# [Data supplied]
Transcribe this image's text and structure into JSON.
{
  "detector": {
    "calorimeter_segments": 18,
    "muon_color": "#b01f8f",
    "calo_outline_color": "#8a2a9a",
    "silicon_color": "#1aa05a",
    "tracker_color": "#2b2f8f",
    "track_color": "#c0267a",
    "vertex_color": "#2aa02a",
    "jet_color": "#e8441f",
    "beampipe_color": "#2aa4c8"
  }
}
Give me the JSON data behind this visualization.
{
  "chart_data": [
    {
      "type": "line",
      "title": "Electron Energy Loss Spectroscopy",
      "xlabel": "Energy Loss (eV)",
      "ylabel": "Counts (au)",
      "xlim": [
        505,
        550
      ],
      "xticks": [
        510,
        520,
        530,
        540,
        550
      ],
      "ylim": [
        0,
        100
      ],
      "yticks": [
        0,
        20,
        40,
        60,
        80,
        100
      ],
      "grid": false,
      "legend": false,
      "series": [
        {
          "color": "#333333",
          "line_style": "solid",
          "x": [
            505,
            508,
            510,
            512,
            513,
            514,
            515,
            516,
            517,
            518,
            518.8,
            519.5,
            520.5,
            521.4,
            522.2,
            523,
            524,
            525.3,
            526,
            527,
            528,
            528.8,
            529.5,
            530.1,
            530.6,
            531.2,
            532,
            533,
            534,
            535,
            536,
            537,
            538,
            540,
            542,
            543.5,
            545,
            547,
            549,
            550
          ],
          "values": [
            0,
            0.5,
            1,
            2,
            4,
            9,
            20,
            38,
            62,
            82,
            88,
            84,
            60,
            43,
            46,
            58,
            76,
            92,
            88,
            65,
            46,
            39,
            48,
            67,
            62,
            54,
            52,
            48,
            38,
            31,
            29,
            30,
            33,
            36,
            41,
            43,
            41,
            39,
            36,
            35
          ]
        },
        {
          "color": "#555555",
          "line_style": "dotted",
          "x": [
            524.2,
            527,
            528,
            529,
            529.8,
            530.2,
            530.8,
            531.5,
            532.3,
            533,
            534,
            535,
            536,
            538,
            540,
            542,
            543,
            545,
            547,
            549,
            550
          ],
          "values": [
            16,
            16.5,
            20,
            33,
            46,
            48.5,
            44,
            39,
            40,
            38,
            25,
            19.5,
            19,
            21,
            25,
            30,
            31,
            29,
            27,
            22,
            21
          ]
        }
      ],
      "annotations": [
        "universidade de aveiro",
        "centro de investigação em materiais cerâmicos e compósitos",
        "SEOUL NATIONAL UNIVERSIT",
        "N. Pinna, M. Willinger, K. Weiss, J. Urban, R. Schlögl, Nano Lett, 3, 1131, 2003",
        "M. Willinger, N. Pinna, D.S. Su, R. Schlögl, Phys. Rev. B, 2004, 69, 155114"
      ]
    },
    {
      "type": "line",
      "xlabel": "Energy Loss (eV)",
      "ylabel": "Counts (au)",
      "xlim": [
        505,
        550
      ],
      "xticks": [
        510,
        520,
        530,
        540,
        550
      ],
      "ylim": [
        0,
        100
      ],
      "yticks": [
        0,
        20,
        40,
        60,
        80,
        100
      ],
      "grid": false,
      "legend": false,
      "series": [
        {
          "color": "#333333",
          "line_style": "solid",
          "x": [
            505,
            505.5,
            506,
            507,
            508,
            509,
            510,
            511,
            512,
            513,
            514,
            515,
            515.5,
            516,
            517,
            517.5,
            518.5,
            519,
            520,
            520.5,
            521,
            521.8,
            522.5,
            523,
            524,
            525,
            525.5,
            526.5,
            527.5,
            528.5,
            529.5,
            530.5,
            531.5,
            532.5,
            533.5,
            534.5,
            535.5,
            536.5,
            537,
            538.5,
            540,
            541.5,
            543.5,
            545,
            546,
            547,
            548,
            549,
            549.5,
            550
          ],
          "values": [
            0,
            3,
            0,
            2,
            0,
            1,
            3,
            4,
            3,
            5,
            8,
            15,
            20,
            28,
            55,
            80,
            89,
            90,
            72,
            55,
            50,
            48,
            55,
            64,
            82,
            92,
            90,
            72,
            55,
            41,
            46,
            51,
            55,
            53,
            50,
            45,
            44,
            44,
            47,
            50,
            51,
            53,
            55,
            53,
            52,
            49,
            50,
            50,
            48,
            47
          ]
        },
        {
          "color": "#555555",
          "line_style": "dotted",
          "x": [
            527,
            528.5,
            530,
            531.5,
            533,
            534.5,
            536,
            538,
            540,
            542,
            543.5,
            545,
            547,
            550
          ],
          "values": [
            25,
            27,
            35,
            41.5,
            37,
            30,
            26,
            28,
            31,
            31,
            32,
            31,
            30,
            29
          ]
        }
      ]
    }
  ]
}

# [Written task]
Every line above should be printed again exactly as it stands.

# [Reply]
Transcribe this image's text and structure into JSON.
{
  "detector": {
    "calorimeter_segments": 18,
    "muon_color": "#b01f8f",
    "calo_outline_color": "#8a2a9a",
    "silicon_color": "#1aa05a",
    "tracker_color": "#2b2f8f",
    "track_color": "#c0267a",
    "vertex_color": "#2aa02a",
    "jet_color": "#e8441f",
    "beampipe_color": "#2aa4c8"
  }
}
Give me the JSON data behind this visualization.
{
  "chart_data": [
    {
      "type": "line",
      "title": "Electron Energy Loss Spectroscopy",
      "xlabel": "Energy Loss (eV)",
      "ylabel": "Counts (au)",
      "xlim": [
        505,
        550
      ],
      "xticks": [
        510,
        520,
        530,
        540,
        550
      ],
      "ylim": [
        0,
        100
      ],
      "yticks": [
        0,
        20,
        40,
        60,
        80,
        100
      ],
      "grid": false,
      "legend": false,
      "series": [
        {
          "color": "#333333",
          "line_style": "solid",
          "x": [
            505,
            508,
            510,
            512,
            513,
            514,
            515,
            516,
            517,
            518,
            518.8,
            519.5,
            520.5,
            521.4,
            522.2,
            523,
            524,
            525.3,
            526,
            527,
            528,
            528.8,
            529.5,
            530.1,
            530.6,
            531.2,
            532,
            533,
            534,
            535,
            536,
            537,
            538,
            540,
            542,
            543.5,
            545,
            547,
            549,
            550
          ],
          "values": [
            0,
            0.5,
            1,
            2,
            4,
            9,
            20,
            38,
            62,
            82,
            88,
            84,
            60,
            43,
            46,
            58,
            76,
            92,
            88,
            65,
            46,
            39,
            48,
            67,
            62,
            54,
            52,
            48,
            38,
            31,
            29,
            30,
            33,
            36,
            41,
            43,
            41,
            39,
            36,
            35
          ]
        },
        {
          "color": "#555555",
          "line_style": "dotted",
          "x": [
            524.2,
            527,
            528,
            529,
            529.8,
            530.2,
            530.8,
            531.5,
            532.3,
            533,
            534,
            535,
            536,
            538,
            540,
            542,
            543,
            545,
            547,
            549,
            550
          ],
          "values": [
            16,
            16.5,
            20,
            33,
            46,
            48.5,
            44,
            39,
            40,
            38,
            25,
            19.5,
            19,
            21,
            25,
            30,
            31,
            29,
            27,
            22,
            21
          ]
        }
      ],
      "annotations": [
        "universidade de aveiro",
        "centro de investigação em materiais cerâmicos e compósitos",
        "SEOUL NATIONAL UNIVERSIT",
        "N. Pinna, M. Willinger, K. Weiss, J. Urban, R. Schlögl, Nano Lett, 3, 1131, 2003",
        "M. Willinger, N. Pinna, D.S. Su, R. Schlögl, Phys. Rev. B, 2004, 69, 155114"
      ]
    },
    {
      "type": "line",
      "xlabel": "Energy Loss (eV)",
      "ylabel": "Counts (au)",
      "xlim": [
        505,
        550
      ],
      "xticks": [
        510,
        520,
        530,
        540,
        550
      ],
      "ylim": [
        0,
        100
      ],
      "yticks": [
        0,
        20,
        40,
        60,
        80,
        100
      ],
      "grid": false,
      "legend": false,
      "series": [
        {
          "color": "#333333",
          "line_style": "solid",
          "x": [
            505,
            505.5,
            506,
            507,
            508,
            509,
            510,
            511,
            512,
            513,
            514,
            515,
            515.5,
            516,
            517,
            517.5,
            518.5,
            519,
            520,
            520.5,
            521,
            521.8,
            522.5,
            523,
            524,
            525,
            525.5,
            526.5,
            527.5,
            528.5,
            529.5,
            530.5,
            531.5,
            532.5,
            533.5,
            534.5,
            535.5,
            536.5,
            537,
            538.5,
            540,
            541.5,
            543.5,
            545,
            546,
            547,
            548,
            549,
            549.5,
            550
          ],
          "values": [
            0,
            3,
            0,
            2,
            0,
            1,
            3,
            4,
            3,
            5,
            8,
            15,
            20,
            28,
            55,
            80,
            89,
            90,
            72,
            55,
            50,
            48,
            55,
            64,
            82,
            92,
            90,
            72,
            55,
            41,
            46,
            51,
            55,
            53,
            50,
            45,
            44,
            44,
            47,
            50,
            51,
            53,
            55,
            53,
            52,
            49,
            50,
            50,
            48,
            47
          ]
        },
        {
          "color": "#555555",
          "line_style": "dotted",
          "x": [
            527,
            528.5,
            530,
            531.5,
            533,
            534.5,
            536,
            538,
            540,
            542,
            543.5,
            545,
            547,
            550
          ],
          "values": [
            25,
            27,
            35,
            41.5,
            37,
            30,
            26,
            28,
            31,
            31,
            32,
            31,
            30,
            29
          ]
        }
      ]
    }
  ]
}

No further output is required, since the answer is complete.